* start *
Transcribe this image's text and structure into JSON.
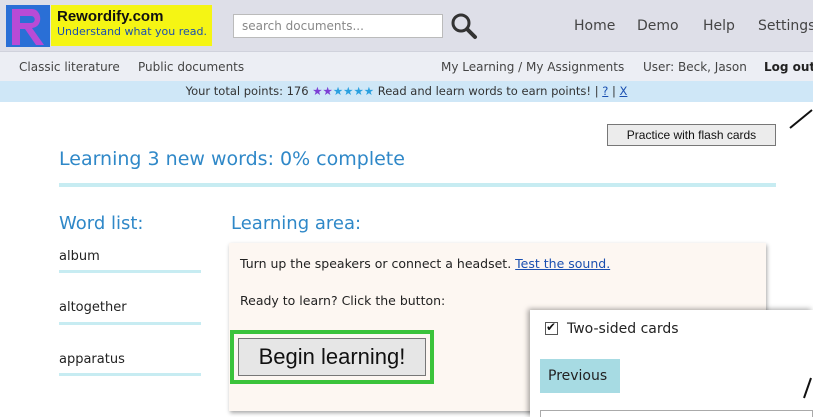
{
  "header": {
    "brand_name": "Rewordify.com",
    "brand_tagline": "Understand what you read.",
    "search_placeholder": "search documents...",
    "nav": [
      "Home",
      "Demo",
      "Help",
      "Settings"
    ]
  },
  "subnav": {
    "left": [
      "Classic literature",
      "Public documents"
    ],
    "my_learning": "My Learning / My Assignments",
    "user": "User: Beck, Jason",
    "logout": "Log out"
  },
  "points_bar": {
    "prefix": "Your total points: 176",
    "stars_purple": "★★",
    "stars_blue": "★★★★",
    "message": "Read and learn words to earn points!",
    "sep1": "|",
    "help_link": "?",
    "sep2": "|",
    "close_link": "X"
  },
  "flash_cards_button": "Practice with flash cards",
  "page_title": "Learning 3 new words: 0% complete",
  "word_list": {
    "heading": "Word list:",
    "words": [
      "album",
      "altogether",
      "apparatus"
    ]
  },
  "learning_area": {
    "heading": "Learning area:",
    "speaker_text": "Turn up the speakers or connect a headset.",
    "test_sound_link": "Test the sound.",
    "ready_text": "Ready to learn? Click the button:",
    "begin_button": "Begin learning!"
  },
  "overlay": {
    "two_sided_label": "Two-sided cards",
    "previous_button": "Previous"
  },
  "colors": {
    "accent_blue": "#2f88c8",
    "brand_yellow": "#f5f514",
    "highlight_green": "#3bc33b",
    "rule_cyan": "#c7ecf2"
  }
}
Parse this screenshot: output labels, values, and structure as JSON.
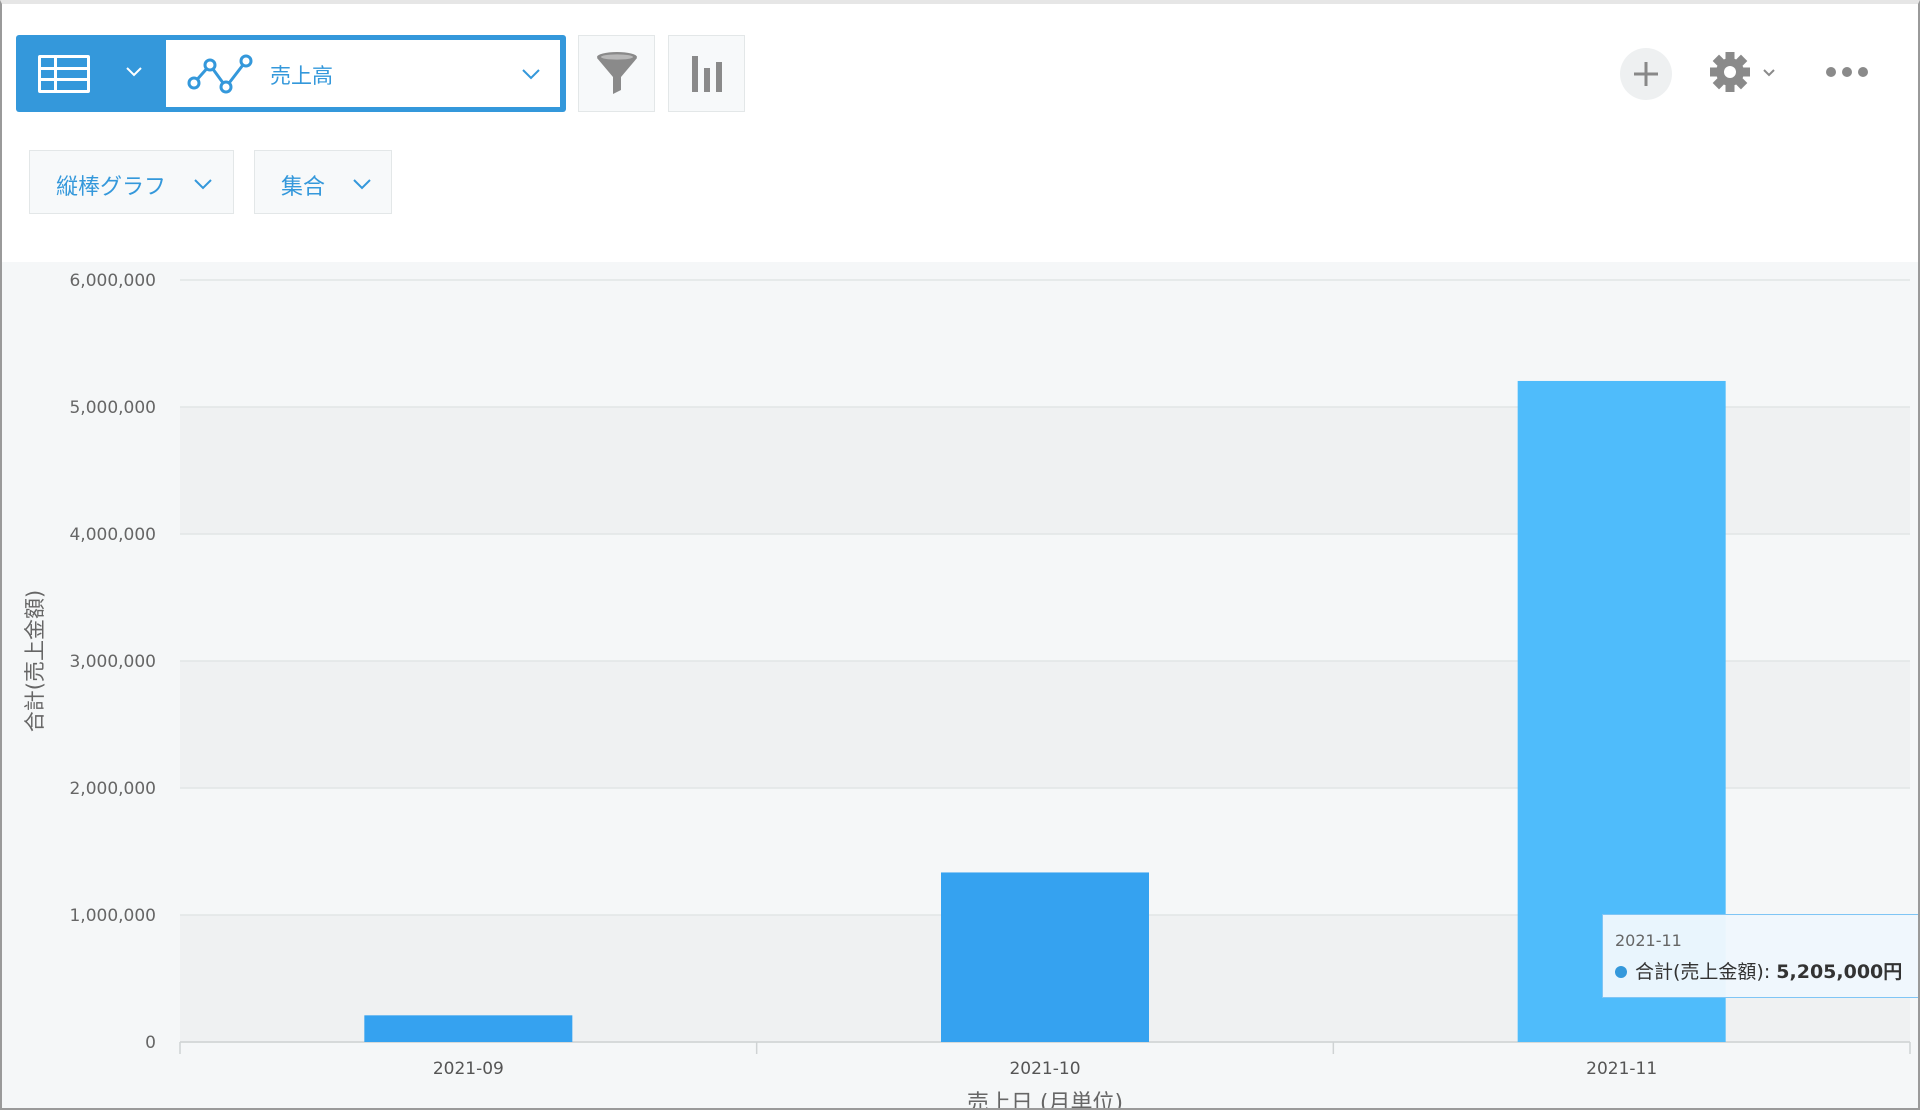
* end *
_AIM_. Reproduce every line of the material precisely, omitting its pictures.

_TASK SOLUTION_.
Transcribe this image's text and structure into JSON.
{
  "header": {
    "brand_name": "Rewordify.com",
    "brand_tagline": "Understand what you read.",
    "search_placeholder": "search documents...",
    "nav": [
      "Home",
      "Demo",
      "Help",
      "Settings"
    ]
  },
  "subnav": {
    "left": [
      "Classic literature",
      "Public documents"
    ],
    "my_learning": "My Learning / My Assignments",
    "user": "User: Beck, Jason",
    "logout": "Log out"
  },
  "points_bar": {
    "prefix": "Your total points: 176",
    "stars_purple": "★★",
    "stars_blue": "★★★★",
    "message": "Read and learn words to earn points!",
    "sep1": "|",
    "help_link": "?",
    "sep2": "|",
    "close_link": "X"
  },
  "flash_cards_button": "Practice with flash cards",
  "page_title": "Learning 3 new words: 0% complete",
  "word_list": {
    "heading": "Word list:",
    "words": [
      "album",
      "altogether",
      "apparatus"
    ]
  },
  "learning_area": {
    "heading": "Learning area:",
    "speaker_text": "Turn up the speakers or connect a headset.",
    "test_sound_link": "Test the sound.",
    "ready_text": "Ready to learn? Click the button:",
    "begin_button": "Begin learning!"
  },
  "overlay": {
    "two_sided_label": "Two-sided cards",
    "previous_button": "Previous"
  },
  "colors": {
    "accent_blue": "#2f88c8",
    "brand_yellow": "#f5f514",
    "highlight_green": "#3bc33b",
    "rule_cyan": "#c7ecf2"
  }
}
Parse this screenshot: output labels, values, and structure as JSON.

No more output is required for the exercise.